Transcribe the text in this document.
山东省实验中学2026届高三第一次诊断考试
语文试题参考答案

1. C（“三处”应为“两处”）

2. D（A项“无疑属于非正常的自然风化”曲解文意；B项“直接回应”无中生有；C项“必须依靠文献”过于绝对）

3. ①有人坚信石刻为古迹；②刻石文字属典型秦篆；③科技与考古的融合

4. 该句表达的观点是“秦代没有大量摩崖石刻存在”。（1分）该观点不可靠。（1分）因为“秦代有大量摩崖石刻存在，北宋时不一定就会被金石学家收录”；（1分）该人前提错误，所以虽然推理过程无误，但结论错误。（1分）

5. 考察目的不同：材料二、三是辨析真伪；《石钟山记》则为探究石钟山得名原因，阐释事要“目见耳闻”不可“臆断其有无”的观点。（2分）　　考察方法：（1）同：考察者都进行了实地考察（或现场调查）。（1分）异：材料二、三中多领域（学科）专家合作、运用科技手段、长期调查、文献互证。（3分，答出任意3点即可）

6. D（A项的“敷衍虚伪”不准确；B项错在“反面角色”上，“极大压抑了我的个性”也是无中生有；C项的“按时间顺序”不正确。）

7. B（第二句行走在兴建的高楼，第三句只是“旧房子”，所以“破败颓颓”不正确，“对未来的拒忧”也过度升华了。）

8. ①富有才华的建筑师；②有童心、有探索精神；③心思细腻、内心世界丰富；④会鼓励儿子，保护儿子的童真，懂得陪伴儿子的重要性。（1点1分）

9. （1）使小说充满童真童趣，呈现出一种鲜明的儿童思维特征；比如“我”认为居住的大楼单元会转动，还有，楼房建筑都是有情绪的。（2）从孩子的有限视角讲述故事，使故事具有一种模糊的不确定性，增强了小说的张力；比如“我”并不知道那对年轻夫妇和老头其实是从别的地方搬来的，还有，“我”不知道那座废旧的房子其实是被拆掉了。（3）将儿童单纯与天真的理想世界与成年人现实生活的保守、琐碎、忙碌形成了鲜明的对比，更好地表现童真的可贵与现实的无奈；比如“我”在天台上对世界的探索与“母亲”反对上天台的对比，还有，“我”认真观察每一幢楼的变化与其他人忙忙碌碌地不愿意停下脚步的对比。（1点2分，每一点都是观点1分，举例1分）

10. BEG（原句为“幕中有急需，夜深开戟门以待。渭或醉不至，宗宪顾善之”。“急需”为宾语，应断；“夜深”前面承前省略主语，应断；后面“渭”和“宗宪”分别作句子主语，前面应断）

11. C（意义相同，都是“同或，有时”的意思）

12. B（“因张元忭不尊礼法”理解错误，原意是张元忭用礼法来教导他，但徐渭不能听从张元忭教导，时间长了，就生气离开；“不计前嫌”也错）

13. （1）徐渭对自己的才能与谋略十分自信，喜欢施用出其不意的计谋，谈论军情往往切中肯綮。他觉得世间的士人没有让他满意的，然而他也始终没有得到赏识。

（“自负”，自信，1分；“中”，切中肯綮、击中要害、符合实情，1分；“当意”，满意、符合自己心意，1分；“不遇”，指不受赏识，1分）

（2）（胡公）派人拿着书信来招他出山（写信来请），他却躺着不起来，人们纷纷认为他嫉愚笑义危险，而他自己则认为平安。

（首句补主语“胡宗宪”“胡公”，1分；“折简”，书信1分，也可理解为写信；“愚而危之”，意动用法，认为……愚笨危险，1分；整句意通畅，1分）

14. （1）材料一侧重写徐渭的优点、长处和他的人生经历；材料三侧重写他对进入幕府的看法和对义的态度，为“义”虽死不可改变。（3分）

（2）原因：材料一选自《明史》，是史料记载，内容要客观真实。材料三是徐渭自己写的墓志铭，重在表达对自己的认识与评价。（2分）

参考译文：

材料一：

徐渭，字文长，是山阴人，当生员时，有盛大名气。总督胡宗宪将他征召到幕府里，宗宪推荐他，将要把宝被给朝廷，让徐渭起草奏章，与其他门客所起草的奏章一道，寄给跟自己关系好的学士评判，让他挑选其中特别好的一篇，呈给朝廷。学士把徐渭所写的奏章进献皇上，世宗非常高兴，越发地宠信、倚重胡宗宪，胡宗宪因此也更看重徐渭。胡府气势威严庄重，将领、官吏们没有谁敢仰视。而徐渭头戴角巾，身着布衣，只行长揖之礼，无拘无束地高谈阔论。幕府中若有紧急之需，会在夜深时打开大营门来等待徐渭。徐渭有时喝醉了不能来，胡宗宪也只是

Set problem | Print out every entry, keeping each one exact.

Reply to the exercise |
Transcribe the text in this document.
山东省实验中学2026届高三第一次诊断考试
语文试题参考答案

1. C（“三处”应为“两处”）

2. D（A项“无疑属于非正常的自然风化”曲解文意；B项“直接回应”无中生有；C项“必须依靠文献”过于绝对）

3. ①有人坚信石刻为古迹；②刻石文字属典型秦篆；③科技与考古的融合

4. 该句表达的观点是“秦代没有大量摩崖石刻存在”。（1分）该观点不可靠。（1分）因为“秦代有大量摩崖石刻存在，北宋时不一定就会被金石学家收录”；（1分）该人前提错误，所以虽然推理过程无误，但结论错误。（1分）

5. 考察目的不同：材料二、三是辨析真伪；《石钟山记》则为探究石钟山得名原因，阐释事要“目见耳闻”不可“臆断其有无”的观点。（2分）　　考察方法：（1）同：考察者都进行了实地考察（或现场调查）。（1分）异：材料二、三中多领域（学科）专家合作、运用科技手段、长期调查、文献互证。（3分，答出任意3点即可）

6. D（A项的“敷衍虚伪”不准确；B项错在“反面角色”上，“极大压抑了我的个性”也是无中生有；C项的“按时间顺序”不正确。）

7. B（第二句行走在兴建的高楼，第三句只是“旧房子”，所以“破败颓颓”不正确，“对未来的拒忧”也过度升华了。）

8. ①富有才华的建筑师；②有童心、有探索精神；③心思细腻、内心世界丰富；④会鼓励儿子，保护儿子的童真，懂得陪伴儿子的重要性。（1点1分）

9. （1）使小说充满童真童趣，呈现出一种鲜明的儿童思维特征；比如“我”认为居住的大楼单元会转动，还有，楼房建筑都是有情绪的。（2）从孩子的有限视角讲述故事，使故事具有一种模糊的不确定性，增强了小说的张力；比如“我”并不知道那对年轻夫妇和老头其实是从别的地方搬来的，还有，“我”不知道那座废旧的房子其实是被拆掉了。（3）将儿童单纯与天真的理想世界与成年人现实生活的保守、琐碎、忙碌形成了鲜明的对比，更好地表现童真的可贵与现实的无奈；比如“我”在天台上对世界的探索与“母亲”反对上天台的对比，还有，“我”认真观察每一幢楼的变化与其他人忙忙碌碌地不愿意停下脚步的对比。（1点2分，每一点都是观点1分，举例1分）

10. BEG（原句为“幕中有急需，夜深开戟门以待。渭或醉不至，宗宪顾善之”。“急需”为宾语，应断；“夜深”前面承前省略主语，应断；后面“渭”和“宗宪”分别作句子主语，前面应断）

11. C（意义相同，都是“同或，有时”的意思）

12. B（“因张元忭不尊礼法”理解错误，原意是张元忭用礼法来教导他，但徐渭不能听从张元忭教导，时间长了，就生气离开；“不计前嫌”也错）

13. （1）徐渭对自己的才能与谋略十分自信，喜欢施用出其不意的计谋，谈论军情往往切中肯綮。他觉得世间的士人没有让他满意的，然而他也始终没有得到赏识。

（“自负”，自信，1分；“中”，切中肯綮、击中要害、符合实情，1分；“当意”，满意、符合自己心意，1分；“不遇”，指不受赏识，1分）

（2）（胡公）派人拿着书信来招他出山（写信来请），他却躺着不起来，人们纷纷认为他嫉愚笑义危险，而他自己则认为平安。

（首句补主语“胡宗宪”“胡公”，1分；“折简”，书信1分，也可理解为写信；“愚而危之”，意动用法，认为……愚笨危险，1分；整句意通畅，1分）

14. （1）材料一侧重写徐渭的优点、长处和他的人生经历；材料三侧重写他对进入幕府的看法和对义的态度，为“义”虽死不可改变。（3分）

（2）原因：材料一选自《明史》，是史料记载，内容要客观真实。材料三是徐渭自己写的墓志铭，重在表达对自己的认识与评价。（2分）

参考译文：

材料一：

徐渭，字文长，是山阴人，当生员时，有盛大名气。总督胡宗宪将他征召到幕府里，宗宪推荐他，将要把宝被给朝廷，让徐渭起草奏章，与其他门客所起草的奏章一道，寄给跟自己关系好的学士评判，让他挑选其中特别好的一篇，呈给朝廷。学士把徐渭所写的奏章进献皇上，世宗非常高兴，越发地宠信、倚重胡宗宪，胡宗宪因此也更看重徐渭。胡府气势威严庄重，将领、官吏们没有谁敢仰视。而徐渭头戴角巾，身着布衣，只行长揖之礼，无拘无束地高谈阔论。幕府中若有紧急之需，会在夜深时打开大营门来等待徐渭。徐渭有时喝醉了不能来，胡宗宪也只是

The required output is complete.